▸ Exercise prompt: All entries below are to be set down again, identical to the source.
begin Data shown
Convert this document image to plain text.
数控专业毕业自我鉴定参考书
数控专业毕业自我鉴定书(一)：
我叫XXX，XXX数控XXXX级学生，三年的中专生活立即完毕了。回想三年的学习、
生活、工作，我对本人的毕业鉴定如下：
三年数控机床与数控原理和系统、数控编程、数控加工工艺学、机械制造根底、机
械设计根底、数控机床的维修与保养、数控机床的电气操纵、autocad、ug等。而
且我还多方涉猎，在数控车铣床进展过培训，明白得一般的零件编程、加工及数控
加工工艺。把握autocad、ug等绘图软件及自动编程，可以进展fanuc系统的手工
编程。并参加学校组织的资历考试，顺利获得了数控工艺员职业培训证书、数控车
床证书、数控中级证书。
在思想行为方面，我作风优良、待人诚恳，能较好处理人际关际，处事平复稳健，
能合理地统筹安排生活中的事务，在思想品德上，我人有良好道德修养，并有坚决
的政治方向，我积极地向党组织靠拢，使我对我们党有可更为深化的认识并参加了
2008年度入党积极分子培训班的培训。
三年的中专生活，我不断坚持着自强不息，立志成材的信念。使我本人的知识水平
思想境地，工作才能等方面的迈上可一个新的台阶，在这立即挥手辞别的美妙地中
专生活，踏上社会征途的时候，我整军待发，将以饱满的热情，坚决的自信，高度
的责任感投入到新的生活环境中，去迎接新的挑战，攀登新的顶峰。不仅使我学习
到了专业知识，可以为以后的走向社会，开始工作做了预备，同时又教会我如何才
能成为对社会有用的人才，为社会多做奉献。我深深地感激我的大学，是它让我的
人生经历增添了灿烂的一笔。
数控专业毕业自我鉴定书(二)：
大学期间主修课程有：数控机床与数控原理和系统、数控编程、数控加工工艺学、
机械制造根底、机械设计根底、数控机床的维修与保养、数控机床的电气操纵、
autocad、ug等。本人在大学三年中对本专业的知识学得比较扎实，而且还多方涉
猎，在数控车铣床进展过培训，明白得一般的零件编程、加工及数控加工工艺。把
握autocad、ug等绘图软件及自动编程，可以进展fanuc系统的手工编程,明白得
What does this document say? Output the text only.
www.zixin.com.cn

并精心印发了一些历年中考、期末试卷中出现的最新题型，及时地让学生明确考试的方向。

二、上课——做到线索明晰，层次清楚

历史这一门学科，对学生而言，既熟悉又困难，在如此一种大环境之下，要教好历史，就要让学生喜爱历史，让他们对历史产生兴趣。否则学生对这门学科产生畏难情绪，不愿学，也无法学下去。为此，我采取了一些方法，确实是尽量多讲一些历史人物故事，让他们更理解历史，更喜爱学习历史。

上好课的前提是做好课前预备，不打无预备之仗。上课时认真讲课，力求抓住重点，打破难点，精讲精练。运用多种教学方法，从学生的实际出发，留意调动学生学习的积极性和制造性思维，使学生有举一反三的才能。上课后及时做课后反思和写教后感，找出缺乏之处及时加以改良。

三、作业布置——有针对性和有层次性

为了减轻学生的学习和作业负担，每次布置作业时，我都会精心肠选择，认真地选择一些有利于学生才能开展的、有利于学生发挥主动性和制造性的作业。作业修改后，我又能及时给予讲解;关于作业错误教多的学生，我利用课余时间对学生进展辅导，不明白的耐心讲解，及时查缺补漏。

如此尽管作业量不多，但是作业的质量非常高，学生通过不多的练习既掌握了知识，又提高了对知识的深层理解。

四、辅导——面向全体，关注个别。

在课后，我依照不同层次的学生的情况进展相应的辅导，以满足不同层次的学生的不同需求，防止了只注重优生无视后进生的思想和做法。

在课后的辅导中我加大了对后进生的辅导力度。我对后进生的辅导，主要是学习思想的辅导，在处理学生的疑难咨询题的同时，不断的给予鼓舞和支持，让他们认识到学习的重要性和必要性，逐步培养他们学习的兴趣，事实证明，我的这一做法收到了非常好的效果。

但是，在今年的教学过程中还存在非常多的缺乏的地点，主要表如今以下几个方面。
end Data shown
▸ Correct response:
Convert this document image to plain text.
数控专业毕业自我鉴定参考书
数控专业毕业自我鉴定书(一)：
我叫XXX，XXX数控XXXX级学生，三年的中专生活立即完毕了。回想三年的学习、
生活、工作，我对本人的毕业鉴定如下：
三年数控机床与数控原理和系统、数控编程、数控加工工艺学、机械制造根底、机
械设计根底、数控机床的维修与保养、数控机床的电气操纵、autocad、ug等。而
且我还多方涉猎，在数控车铣床进展过培训，明白得一般的零件编程、加工及数控
加工工艺。把握autocad、ug等绘图软件及自动编程，可以进展fanuc系统的手工
编程。并参加学校组织的资历考试，顺利获得了数控工艺员职业培训证书、数控车
床证书、数控中级证书。
在思想行为方面，我作风优良、待人诚恳，能较好处理人际关际，处事平复稳健，
能合理地统筹安排生活中的事务，在思想品德上，我人有良好道德修养，并有坚决
的政治方向，我积极地向党组织靠拢，使我对我们党有可更为深化的认识并参加了
2008年度入党积极分子培训班的培训。
三年的中专生活，我不断坚持着自强不息，立志成材的信念。使我本人的知识水平
思想境地，工作才能等方面的迈上可一个新的台阶，在这立即挥手辞别的美妙地中
专生活，踏上社会征途的时候，我整军待发，将以饱满的热情，坚决的自信，高度
的责任感投入到新的生活环境中，去迎接新的挑战，攀登新的顶峰。不仅使我学习
到了专业知识，可以为以后的走向社会，开始工作做了预备，同时又教会我如何才
能成为对社会有用的人才，为社会多做奉献。我深深地感激我的大学，是它让我的
人生经历增添了灿烂的一笔。
数控专业毕业自我鉴定书(二)：
大学期间主修课程有：数控机床与数控原理和系统、数控编程、数控加工工艺学、
机械制造根底、机械设计根底、数控机床的维修与保养、数控机床的电气操纵、
autocad、ug等。本人在大学三年中对本专业的知识学得比较扎实，而且还多方涉
猎，在数控车铣床进展过培训，明白得一般的零件编程、加工及数控加工工艺。把
握autocad、ug等绘图软件及自动编程，可以进展fanuc系统的手工编程,明白得
What does this document say? Output the text only.
www.zixin.com.cn

并精心印发了一些历年中考、期末试卷中出现的最新题型，及时地让学生明确考试的方向。

二、上课——做到线索明晰，层次清楚

历史这一门学科，对学生而言，既熟悉又困难，在如此一种大环境之下，要教好历史，就要让学生喜爱历史，让他们对历史产生兴趣。否则学生对这门学科产生畏难情绪，不愿学，也无法学下去。为此，我采取了一些方法，确实是尽量多讲一些历史人物故事，让他们更理解历史，更喜爱学习历史。

上好课的前提是做好课前预备，不打无预备之仗。上课时认真讲课，力求抓住重点，打破难点，精讲精练。运用多种教学方法，从学生的实际出发，留意调动学生学习的积极性和制造性思维，使学生有举一反三的才能。上课后及时做课后反思和写教后感，找出缺乏之处及时加以改良。

三、作业布置——有针对性和有层次性

为了减轻学生的学习和作业负担，每次布置作业时，我都会精心肠选择，认真地选择一些有利于学生才能开展的、有利于学生发挥主动性和制造性的作业。作业修改后，我又能及时给予讲解;关于作业错误教多的学生，我利用课余时间对学生进展辅导，不明白的耐心讲解，及时查缺补漏。

如此尽管作业量不多，但是作业的质量非常高，学生通过不多的练习既掌握了知识，又提高了对知识的深层理解。

四、辅导——面向全体，关注个别。

在课后，我依照不同层次的学生的情况进展相应的辅导，以满足不同层次的学生的不同需求，防止了只注重优生无视后进生的思想和做法。

在课后的辅导中我加大了对后进生的辅导力度。我对后进生的辅导，主要是学习思想的辅导，在处理学生的疑难咨询题的同时，不断的给予鼓舞和支持，让他们认识到学习的重要性和必要性，逐步培养他们学习的兴趣，事实证明，我的这一做法收到了非常好的效果。

但是，在今年的教学过程中还存在非常多的缺乏的地点，主要表如今以下几个方面。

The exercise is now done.